TASK INSTRUCTIONS -
Pick out each line containing the string "Perundang".

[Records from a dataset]
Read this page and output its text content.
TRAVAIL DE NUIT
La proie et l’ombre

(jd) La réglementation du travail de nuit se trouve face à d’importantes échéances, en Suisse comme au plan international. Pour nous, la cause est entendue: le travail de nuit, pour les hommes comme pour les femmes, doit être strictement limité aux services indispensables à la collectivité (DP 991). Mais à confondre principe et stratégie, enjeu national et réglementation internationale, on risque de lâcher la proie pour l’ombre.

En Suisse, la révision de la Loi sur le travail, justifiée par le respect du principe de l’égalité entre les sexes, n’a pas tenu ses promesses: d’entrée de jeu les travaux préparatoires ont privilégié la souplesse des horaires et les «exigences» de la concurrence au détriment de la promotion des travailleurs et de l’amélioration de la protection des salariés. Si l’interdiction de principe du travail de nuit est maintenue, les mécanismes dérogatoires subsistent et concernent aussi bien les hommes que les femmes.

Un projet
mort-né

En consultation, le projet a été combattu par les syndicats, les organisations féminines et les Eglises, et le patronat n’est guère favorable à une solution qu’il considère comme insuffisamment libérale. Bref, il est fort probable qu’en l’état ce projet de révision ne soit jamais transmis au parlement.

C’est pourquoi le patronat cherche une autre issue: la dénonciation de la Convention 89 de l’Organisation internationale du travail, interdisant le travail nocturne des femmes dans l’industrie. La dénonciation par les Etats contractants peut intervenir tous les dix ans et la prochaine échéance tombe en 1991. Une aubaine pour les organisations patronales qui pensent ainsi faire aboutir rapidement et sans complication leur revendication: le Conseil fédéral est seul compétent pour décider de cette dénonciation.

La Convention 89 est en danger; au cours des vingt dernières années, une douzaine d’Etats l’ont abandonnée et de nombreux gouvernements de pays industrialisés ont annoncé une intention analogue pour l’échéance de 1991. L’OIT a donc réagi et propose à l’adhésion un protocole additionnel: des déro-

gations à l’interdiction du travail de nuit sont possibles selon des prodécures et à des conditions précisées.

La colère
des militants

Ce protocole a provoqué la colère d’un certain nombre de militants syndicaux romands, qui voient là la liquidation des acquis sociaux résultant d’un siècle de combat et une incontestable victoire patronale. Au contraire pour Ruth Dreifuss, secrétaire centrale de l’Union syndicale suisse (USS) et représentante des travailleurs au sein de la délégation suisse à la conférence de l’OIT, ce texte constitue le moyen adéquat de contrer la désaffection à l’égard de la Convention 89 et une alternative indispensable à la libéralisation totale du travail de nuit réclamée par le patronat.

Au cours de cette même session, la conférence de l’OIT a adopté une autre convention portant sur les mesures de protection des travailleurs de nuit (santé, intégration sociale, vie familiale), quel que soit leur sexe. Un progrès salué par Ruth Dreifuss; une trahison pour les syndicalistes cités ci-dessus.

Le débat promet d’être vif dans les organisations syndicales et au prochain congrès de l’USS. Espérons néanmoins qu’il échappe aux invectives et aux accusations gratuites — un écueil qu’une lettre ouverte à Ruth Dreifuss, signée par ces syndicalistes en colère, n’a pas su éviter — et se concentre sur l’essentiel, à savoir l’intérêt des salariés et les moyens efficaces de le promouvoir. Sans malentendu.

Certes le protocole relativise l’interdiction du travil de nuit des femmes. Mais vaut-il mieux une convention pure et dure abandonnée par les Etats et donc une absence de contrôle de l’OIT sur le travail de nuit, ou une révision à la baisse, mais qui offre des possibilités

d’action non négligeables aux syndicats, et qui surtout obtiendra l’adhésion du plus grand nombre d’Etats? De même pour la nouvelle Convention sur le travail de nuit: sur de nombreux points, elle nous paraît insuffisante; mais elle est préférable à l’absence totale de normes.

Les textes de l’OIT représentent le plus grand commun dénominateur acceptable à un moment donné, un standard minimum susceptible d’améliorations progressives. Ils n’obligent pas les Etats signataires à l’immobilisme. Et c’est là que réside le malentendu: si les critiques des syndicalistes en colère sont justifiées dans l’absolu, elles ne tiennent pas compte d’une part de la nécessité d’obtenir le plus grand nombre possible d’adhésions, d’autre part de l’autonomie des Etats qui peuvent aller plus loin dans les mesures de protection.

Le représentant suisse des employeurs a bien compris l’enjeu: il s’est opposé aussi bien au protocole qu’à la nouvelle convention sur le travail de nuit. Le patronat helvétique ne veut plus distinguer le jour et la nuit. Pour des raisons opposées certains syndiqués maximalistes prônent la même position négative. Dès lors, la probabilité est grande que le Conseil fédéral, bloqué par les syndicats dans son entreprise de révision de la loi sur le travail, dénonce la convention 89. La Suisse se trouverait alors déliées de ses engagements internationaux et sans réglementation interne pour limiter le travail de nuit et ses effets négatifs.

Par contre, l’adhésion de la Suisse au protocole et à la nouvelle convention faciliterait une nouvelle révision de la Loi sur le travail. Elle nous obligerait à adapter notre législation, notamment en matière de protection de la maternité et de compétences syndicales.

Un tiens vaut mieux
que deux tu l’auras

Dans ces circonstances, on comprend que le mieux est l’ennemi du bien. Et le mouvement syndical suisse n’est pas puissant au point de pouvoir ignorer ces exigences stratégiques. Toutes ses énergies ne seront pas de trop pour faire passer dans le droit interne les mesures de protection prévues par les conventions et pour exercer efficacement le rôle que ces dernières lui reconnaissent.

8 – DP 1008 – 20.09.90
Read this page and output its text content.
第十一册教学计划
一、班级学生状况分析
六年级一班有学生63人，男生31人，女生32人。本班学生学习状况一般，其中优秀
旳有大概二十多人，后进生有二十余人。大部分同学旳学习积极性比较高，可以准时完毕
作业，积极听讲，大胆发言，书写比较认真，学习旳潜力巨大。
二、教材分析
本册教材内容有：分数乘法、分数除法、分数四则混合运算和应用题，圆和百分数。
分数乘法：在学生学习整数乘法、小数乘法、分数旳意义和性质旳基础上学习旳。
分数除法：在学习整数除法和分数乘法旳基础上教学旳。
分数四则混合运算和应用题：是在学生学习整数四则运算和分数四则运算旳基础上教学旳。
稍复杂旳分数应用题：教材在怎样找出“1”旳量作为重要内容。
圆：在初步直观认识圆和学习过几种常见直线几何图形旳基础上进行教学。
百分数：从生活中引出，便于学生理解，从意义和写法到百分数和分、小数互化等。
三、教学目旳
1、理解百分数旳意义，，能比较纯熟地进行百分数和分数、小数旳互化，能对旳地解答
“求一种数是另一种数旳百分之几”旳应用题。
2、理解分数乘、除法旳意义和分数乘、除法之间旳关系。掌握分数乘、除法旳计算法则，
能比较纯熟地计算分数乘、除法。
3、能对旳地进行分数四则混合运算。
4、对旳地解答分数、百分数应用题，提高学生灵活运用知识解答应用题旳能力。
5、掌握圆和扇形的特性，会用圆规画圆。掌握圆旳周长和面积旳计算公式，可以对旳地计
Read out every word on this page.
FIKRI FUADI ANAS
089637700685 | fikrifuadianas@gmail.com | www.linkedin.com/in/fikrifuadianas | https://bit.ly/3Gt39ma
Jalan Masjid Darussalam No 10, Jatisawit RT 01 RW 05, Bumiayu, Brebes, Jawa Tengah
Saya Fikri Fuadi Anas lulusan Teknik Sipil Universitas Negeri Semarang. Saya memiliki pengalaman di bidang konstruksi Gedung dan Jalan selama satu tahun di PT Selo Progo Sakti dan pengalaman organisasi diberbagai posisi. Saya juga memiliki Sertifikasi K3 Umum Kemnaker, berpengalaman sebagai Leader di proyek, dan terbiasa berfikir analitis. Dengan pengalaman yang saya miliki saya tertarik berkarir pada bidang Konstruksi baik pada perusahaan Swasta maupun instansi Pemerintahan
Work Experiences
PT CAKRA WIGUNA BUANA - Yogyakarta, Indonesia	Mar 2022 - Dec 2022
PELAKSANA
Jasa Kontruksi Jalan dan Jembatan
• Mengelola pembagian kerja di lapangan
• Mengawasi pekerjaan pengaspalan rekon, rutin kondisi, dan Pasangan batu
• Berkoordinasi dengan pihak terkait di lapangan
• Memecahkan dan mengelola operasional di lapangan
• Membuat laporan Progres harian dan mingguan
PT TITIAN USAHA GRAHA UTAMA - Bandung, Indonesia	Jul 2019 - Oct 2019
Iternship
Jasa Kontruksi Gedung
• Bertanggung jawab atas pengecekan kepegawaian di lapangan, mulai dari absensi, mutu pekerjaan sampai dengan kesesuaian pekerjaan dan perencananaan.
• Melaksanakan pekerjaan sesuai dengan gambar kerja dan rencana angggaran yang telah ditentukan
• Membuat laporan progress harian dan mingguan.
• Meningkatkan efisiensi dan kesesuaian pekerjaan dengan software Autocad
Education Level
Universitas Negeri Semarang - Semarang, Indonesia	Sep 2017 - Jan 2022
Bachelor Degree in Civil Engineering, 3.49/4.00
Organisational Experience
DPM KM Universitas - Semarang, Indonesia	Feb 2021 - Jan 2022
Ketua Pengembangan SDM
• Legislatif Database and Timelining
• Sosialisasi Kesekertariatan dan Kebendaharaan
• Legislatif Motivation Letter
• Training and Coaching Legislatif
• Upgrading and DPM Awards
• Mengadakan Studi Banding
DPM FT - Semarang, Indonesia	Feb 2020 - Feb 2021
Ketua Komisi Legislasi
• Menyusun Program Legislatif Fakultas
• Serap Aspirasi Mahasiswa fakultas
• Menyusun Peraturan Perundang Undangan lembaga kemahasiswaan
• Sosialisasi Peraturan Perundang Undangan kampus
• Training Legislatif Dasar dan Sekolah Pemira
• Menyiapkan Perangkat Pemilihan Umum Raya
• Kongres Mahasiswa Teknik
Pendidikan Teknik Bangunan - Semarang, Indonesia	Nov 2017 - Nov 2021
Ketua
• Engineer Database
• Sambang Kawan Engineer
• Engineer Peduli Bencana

PROBLEM SOLUTION -
• Menyusun Peraturan Perundang Undangan lembaga kemahasiswaan
• Sosialisasi Peraturan Perundang Undangan kampus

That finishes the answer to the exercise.